Required action – Could every line below be written out exactly as it appears?
★ ★ ★ ★ ★
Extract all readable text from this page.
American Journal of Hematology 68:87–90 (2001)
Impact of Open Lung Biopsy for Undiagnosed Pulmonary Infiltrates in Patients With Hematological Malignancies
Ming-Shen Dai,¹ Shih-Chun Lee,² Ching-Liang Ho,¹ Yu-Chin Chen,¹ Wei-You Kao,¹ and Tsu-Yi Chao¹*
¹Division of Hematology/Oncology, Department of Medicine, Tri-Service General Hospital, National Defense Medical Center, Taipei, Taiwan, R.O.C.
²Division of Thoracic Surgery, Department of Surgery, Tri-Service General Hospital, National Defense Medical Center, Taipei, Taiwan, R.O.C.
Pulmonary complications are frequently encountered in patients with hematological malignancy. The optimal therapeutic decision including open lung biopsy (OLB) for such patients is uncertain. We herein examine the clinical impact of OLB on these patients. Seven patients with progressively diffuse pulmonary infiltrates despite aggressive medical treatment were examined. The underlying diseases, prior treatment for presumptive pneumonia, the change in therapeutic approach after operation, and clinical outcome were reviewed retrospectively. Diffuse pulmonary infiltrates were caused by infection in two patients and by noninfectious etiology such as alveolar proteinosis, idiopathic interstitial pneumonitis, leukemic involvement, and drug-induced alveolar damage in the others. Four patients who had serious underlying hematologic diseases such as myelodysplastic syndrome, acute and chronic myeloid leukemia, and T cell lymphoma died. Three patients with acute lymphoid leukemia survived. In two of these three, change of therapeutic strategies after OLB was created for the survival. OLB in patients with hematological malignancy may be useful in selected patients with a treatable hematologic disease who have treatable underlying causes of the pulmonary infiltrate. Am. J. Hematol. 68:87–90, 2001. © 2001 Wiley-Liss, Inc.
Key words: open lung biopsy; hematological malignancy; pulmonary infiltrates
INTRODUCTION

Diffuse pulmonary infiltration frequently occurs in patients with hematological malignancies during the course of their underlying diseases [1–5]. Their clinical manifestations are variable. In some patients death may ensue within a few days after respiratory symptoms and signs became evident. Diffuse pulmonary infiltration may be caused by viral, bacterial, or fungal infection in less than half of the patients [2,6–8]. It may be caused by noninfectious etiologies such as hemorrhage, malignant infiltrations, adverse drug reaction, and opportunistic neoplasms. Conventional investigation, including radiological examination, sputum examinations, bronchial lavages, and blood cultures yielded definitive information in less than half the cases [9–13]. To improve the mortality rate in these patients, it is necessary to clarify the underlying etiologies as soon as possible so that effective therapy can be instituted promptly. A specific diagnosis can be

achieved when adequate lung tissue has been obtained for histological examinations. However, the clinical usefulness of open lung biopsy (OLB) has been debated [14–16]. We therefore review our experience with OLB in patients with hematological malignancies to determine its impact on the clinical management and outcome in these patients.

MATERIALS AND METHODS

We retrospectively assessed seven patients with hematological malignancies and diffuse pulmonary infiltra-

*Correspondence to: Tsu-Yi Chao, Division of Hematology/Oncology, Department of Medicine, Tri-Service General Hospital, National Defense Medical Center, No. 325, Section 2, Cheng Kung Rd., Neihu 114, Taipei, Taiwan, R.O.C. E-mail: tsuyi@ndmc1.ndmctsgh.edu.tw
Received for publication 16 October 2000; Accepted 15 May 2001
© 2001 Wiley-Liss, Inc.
★ ★ ★ ★ ★
Problem solution –
Extract all readable text from this page.
American Journal of Hematology 68:87–90 (2001)
Impact of Open Lung Biopsy for Undiagnosed Pulmonary Infiltrates in Patients With Hematological Malignancies
Ming-Shen Dai,¹ Shih-Chun Lee,² Ching-Liang Ho,¹ Yu-Chin Chen,¹ Wei-You Kao,¹ and Tsu-Yi Chao¹*
¹Division of Hematology/Oncology, Department of Medicine, Tri-Service General Hospital, National Defense Medical Center, Taipei, Taiwan, R.O.C.
²Division of Thoracic Surgery, Department of Surgery, Tri-Service General Hospital, National Defense Medical Center, Taipei, Taiwan, R.O.C.
Pulmonary complications are frequently encountered in patients with hematological malignancy. The optimal therapeutic decision including open lung biopsy (OLB) for such patients is uncertain. We herein examine the clinical impact of OLB on these patients. Seven patients with progressively diffuse pulmonary infiltrates despite aggressive medical treatment were examined. The underlying diseases, prior treatment for presumptive pneumonia, the change in therapeutic approach after operation, and clinical outcome were reviewed retrospectively. Diffuse pulmonary infiltrates were caused by infection in two patients and by noninfectious etiology such as alveolar proteinosis, idiopathic interstitial pneumonitis, leukemic involvement, and drug-induced alveolar damage in the others. Four patients who had serious underlying hematologic diseases such as myelodysplastic syndrome, acute and chronic myeloid leukemia, and T cell lymphoma died. Three patients with acute lymphoid leukemia survived. In two of these three, change of therapeutic strategies after OLB was created for the survival. OLB in patients with hematological malignancy may be useful in selected patients with a treatable hematologic disease who have treatable underlying causes of the pulmonary infiltrate. Am. J. Hematol. 68:87–90, 2001. © 2001 Wiley-Liss, Inc.
Key words: open lung biopsy; hematological malignancy; pulmonary infiltrates
INTRODUCTION

Diffuse pulmonary infiltration frequently occurs in patients with hematological malignancies during the course of their underlying diseases [1–5]. Their clinical manifestations are variable. In some patients death may ensue within a few days after respiratory symptoms and signs became evident. Diffuse pulmonary infiltration may be caused by viral, bacterial, or fungal infection in less than half of the patients [2,6–8]. It may be caused by noninfectious etiologies such as hemorrhage, malignant infiltrations, adverse drug reaction, and opportunistic neoplasms. Conventional investigation, including radiological examination, sputum examinations, bronchial lavages, and blood cultures yielded definitive information in less than half the cases [9–13]. To improve the mortality rate in these patients, it is necessary to clarify the underlying etiologies as soon as possible so that effective therapy can be instituted promptly. A specific diagnosis can be

achieved when adequate lung tissue has been obtained for histological examinations. However, the clinical usefulness of open lung biopsy (OLB) has been debated [14–16]. We therefore review our experience with OLB in patients with hematological malignancies to determine its impact on the clinical management and outcome in these patients.

MATERIALS AND METHODS

We retrospectively assessed seven patients with hematological malignancies and diffuse pulmonary infiltra-

*Correspondence to: Tsu-Yi Chao, Division of Hematology/Oncology, Department of Medicine, Tri-Service General Hospital, National Defense Medical Center, No. 325, Section 2, Cheng Kung Rd., Neihu 114, Taipei, Taiwan, R.O.C. E-mail: tsuyi@ndmc1.ndmctsgh.edu.tw
Received for publication 16 October 2000; Accepted 15 May 2001
© 2001 Wiley-Liss, Inc.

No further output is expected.